_THE PROBLEM:_
Give back every line exactly as it appears, pictures excluded.
================================
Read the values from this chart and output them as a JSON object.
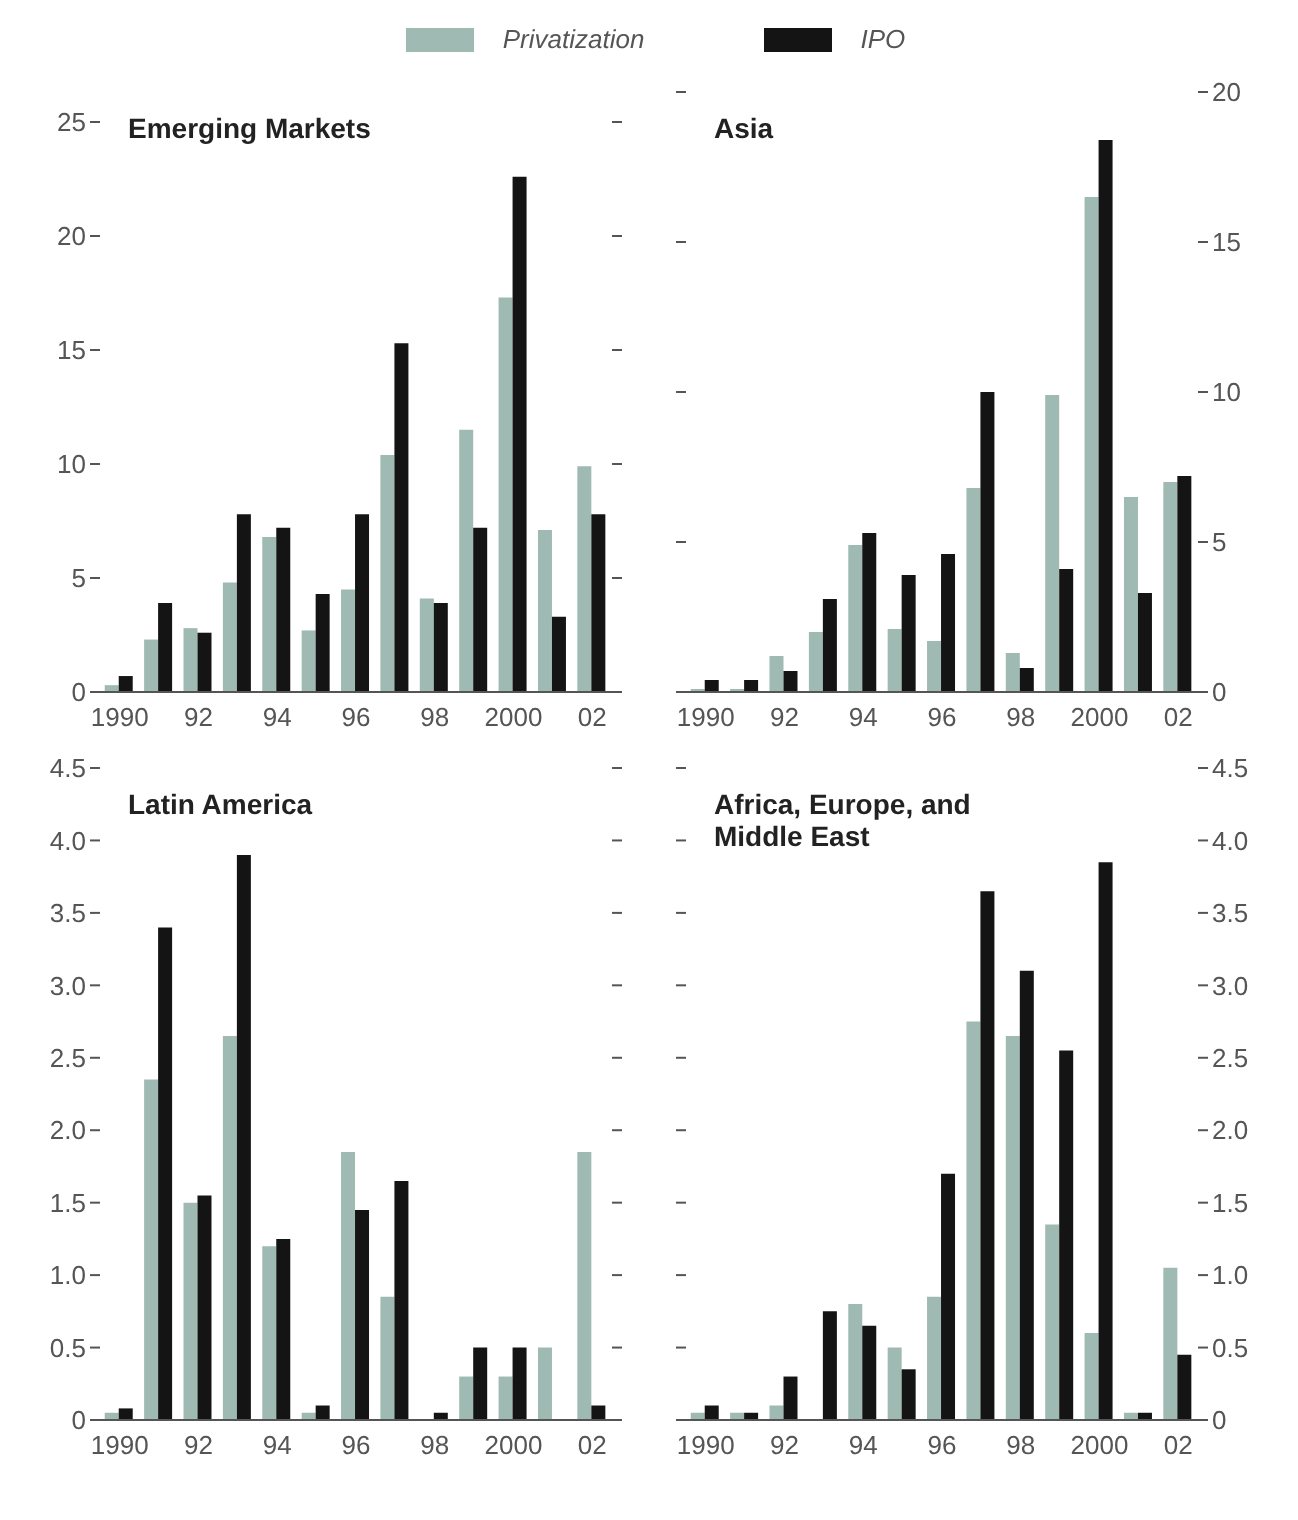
{
  "chart_data": [
    {
      "type": "bar",
      "title": "Emerging Markets",
      "legend": "top",
      "categories": [
        "1990",
        null,
        "92",
        null,
        "94",
        null,
        "96",
        null,
        "98",
        null,
        "2000",
        null,
        "02"
      ],
      "ylim": [
        0,
        25
      ],
      "yticks": [
        0,
        5,
        10,
        15,
        20,
        25
      ],
      "series": [
        {
          "name": "Privatization",
          "color": "#9fbab2",
          "values": [
            0.3,
            2.3,
            2.8,
            4.8,
            6.8,
            2.7,
            4.5,
            10.4,
            4.1,
            11.5,
            17.3,
            7.1,
            9.9
          ]
        },
        {
          "name": "IPO",
          "color": "#141414",
          "values": [
            0.7,
            3.9,
            2.6,
            7.8,
            7.2,
            4.3,
            7.8,
            15.3,
            3.9,
            7.2,
            22.6,
            3.3,
            7.8
          ]
        }
      ]
    },
    {
      "type": "bar",
      "title": "Asia",
      "categories": [
        "1990",
        null,
        "92",
        null,
        "94",
        null,
        "96",
        null,
        "98",
        null,
        "2000",
        null,
        "02"
      ],
      "y2lim": [
        0,
        20
      ],
      "y2ticks": [
        0,
        5,
        10,
        15,
        20
      ],
      "series": [
        {
          "color": "#9fbab2",
          "axis": "y2",
          "values": [
            0.1,
            0.1,
            1.2,
            2.0,
            4.9,
            2.1,
            1.7,
            6.8,
            1.3,
            9.9,
            16.5,
            6.5,
            7.0
          ]
        },
        {
          "color": "#141414",
          "axis": "y2",
          "values": [
            0.4,
            0.4,
            0.7,
            3.1,
            5.3,
            3.9,
            4.6,
            10.0,
            0.8,
            4.1,
            18.4,
            3.3,
            7.2
          ]
        }
      ]
    },
    {
      "type": "bar",
      "title": "Latin America",
      "categories": [
        "1990",
        null,
        "92",
        null,
        "94",
        null,
        "96",
        null,
        "98",
        null,
        "2000",
        null,
        "02"
      ],
      "ylim": [
        0,
        4.5
      ],
      "yticks": [
        0,
        0.5,
        {
          "value": 1,
          "label": "1.0"
        },
        1.5,
        {
          "value": 2,
          "label": "2.0"
        },
        2.5,
        {
          "value": 3,
          "label": "3.0"
        },
        3.5,
        {
          "value": 4,
          "label": "4.0"
        },
        4.5
      ],
      "series": [
        {
          "color": "#9fbab2",
          "values": [
            0.05,
            2.35,
            1.5,
            2.65,
            1.2,
            0.05,
            1.85,
            0.85,
            0,
            0.3,
            0.3,
            0.5,
            1.85
          ]
        },
        {
          "color": "#141414",
          "values": [
            0.08,
            3.4,
            1.55,
            3.9,
            1.25,
            0.1,
            1.45,
            1.65,
            0.05,
            0.5,
            0.5,
            0,
            0.1
          ]
        }
      ]
    },
    {
      "type": "bar",
      "title": "Africa, Europe, and Middle East",
      "categories": [
        "1990",
        null,
        "92",
        null,
        "94",
        null,
        "96",
        null,
        "98",
        null,
        "2000",
        null,
        "02"
      ],
      "y2lim": [
        0,
        4.5
      ],
      "y2ticks": [
        0,
        0.5,
        {
          "value": 1,
          "label": "1.0"
        },
        1.5,
        {
          "value": 2,
          "label": "2.0"
        },
        2.5,
        {
          "value": 3,
          "label": "3.0"
        },
        3.5,
        {
          "value": 4,
          "label": "4.0"
        },
        4.5
      ],
      "series": [
        {
          "color": "#9fbab2",
          "axis": "y2",
          "values": [
            0.05,
            0.05,
            0.1,
            0,
            0.8,
            0.5,
            0.85,
            2.75,
            2.65,
            1.35,
            0.6,
            0.05,
            1.05
          ]
        },
        {
          "color": "#141414",
          "axis": "y2",
          "values": [
            0.1,
            0.05,
            0.3,
            0.75,
            0.65,
            0.35,
            1.7,
            3.65,
            3.1,
            2.55,
            3.85,
            0.05,
            0.45
          ]
        }
      ]
    }
  ]
}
================================
_OUTPUT OF THE TASK:_
Read the values from this chart and output them as a JSON object.
{
  "chart_data": [
    {
      "type": "bar",
      "title": "Emerging Markets",
      "legend": "top",
      "categories": [
        "1990",
        null,
        "92",
        null,
        "94",
        null,
        "96",
        null,
        "98",
        null,
        "2000",
        null,
        "02"
      ],
      "ylim": [
        0,
        25
      ],
      "yticks": [
        0,
        5,
        10,
        15,
        20,
        25
      ],
      "series": [
        {
          "name": "Privatization",
          "color": "#9fbab2",
          "values": [
            0.3,
            2.3,
            2.8,
            4.8,
            6.8,
            2.7,
            4.5,
            10.4,
            4.1,
            11.5,
            17.3,
            7.1,
            9.9
          ]
        },
        {
          "name": "IPO",
          "color": "#141414",
          "values": [
            0.7,
            3.9,
            2.6,
            7.8,
            7.2,
            4.3,
            7.8,
            15.3,
            3.9,
            7.2,
            22.6,
            3.3,
            7.8
          ]
        }
      ]
    },
    {
      "type": "bar",
      "title": "Asia",
      "categories": [
        "1990",
        null,
        "92",
        null,
        "94",
        null,
        "96",
        null,
        "98",
        null,
        "2000",
        null,
        "02"
      ],
      "y2lim": [
        0,
        20
      ],
      "y2ticks": [
        0,
        5,
        10,
        15,
        20
      ],
      "series": [
        {
          "color": "#9fbab2",
          "axis": "y2",
          "values": [
            0.1,
            0.1,
            1.2,
            2.0,
            4.9,
            2.1,
            1.7,
            6.8,
            1.3,
            9.9,
            16.5,
            6.5,
            7.0
          ]
        },
        {
          "color": "#141414",
          "axis": "y2",
          "values": [
            0.4,
            0.4,
            0.7,
            3.1,
            5.3,
            3.9,
            4.6,
            10.0,
            0.8,
            4.1,
            18.4,
            3.3,
            7.2
          ]
        }
      ]
    },
    {
      "type": "bar",
      "title": "Latin America",
      "categories": [
        "1990",
        null,
        "92",
        null,
        "94",
        null,
        "96",
        null,
        "98",
        null,
        "2000",
        null,
        "02"
      ],
      "ylim": [
        0,
        4.5
      ],
      "yticks": [
        0,
        0.5,
        {
          "value": 1,
          "label": "1.0"
        },
        1.5,
        {
          "value": 2,
          "label": "2.0"
        },
        2.5,
        {
          "value": 3,
          "label": "3.0"
        },
        3.5,
        {
          "value": 4,
          "label": "4.0"
        },
        4.5
      ],
      "series": [
        {
          "color": "#9fbab2",
          "values": [
            0.05,
            2.35,
            1.5,
            2.65,
            1.2,
            0.05,
            1.85,
            0.85,
            0,
            0.3,
            0.3,
            0.5,
            1.85
          ]
        },
        {
          "color": "#141414",
          "values": [
            0.08,
            3.4,
            1.55,
            3.9,
            1.25,
            0.1,
            1.45,
            1.65,
            0.05,
            0.5,
            0.5,
            0,
            0.1
          ]
        }
      ]
    },
    {
      "type": "bar",
      "title": "Africa, Europe, and Middle East",
      "categories": [
        "1990",
        null,
        "92",
        null,
        "94",
        null,
        "96",
        null,
        "98",
        null,
        "2000",
        null,
        "02"
      ],
      "y2lim": [
        0,
        4.5
      ],
      "y2ticks": [
        0,
        0.5,
        {
          "value": 1,
          "label": "1.0"
        },
        1.5,
        {
          "value": 2,
          "label": "2.0"
        },
        2.5,
        {
          "value": 3,
          "label": "3.0"
        },
        3.5,
        {
          "value": 4,
          "label": "4.0"
        },
        4.5
      ],
      "series": [
        {
          "color": "#9fbab2",
          "axis": "y2",
          "values": [
            0.05,
            0.05,
            0.1,
            0,
            0.8,
            0.5,
            0.85,
            2.75,
            2.65,
            1.35,
            0.6,
            0.05,
            1.05
          ]
        },
        {
          "color": "#141414",
          "axis": "y2",
          "values": [
            0.1,
            0.05,
            0.3,
            0.75,
            0.65,
            0.35,
            1.7,
            3.65,
            3.1,
            2.55,
            3.85,
            0.05,
            0.45
          ]
        }
      ]
    }
  ]
}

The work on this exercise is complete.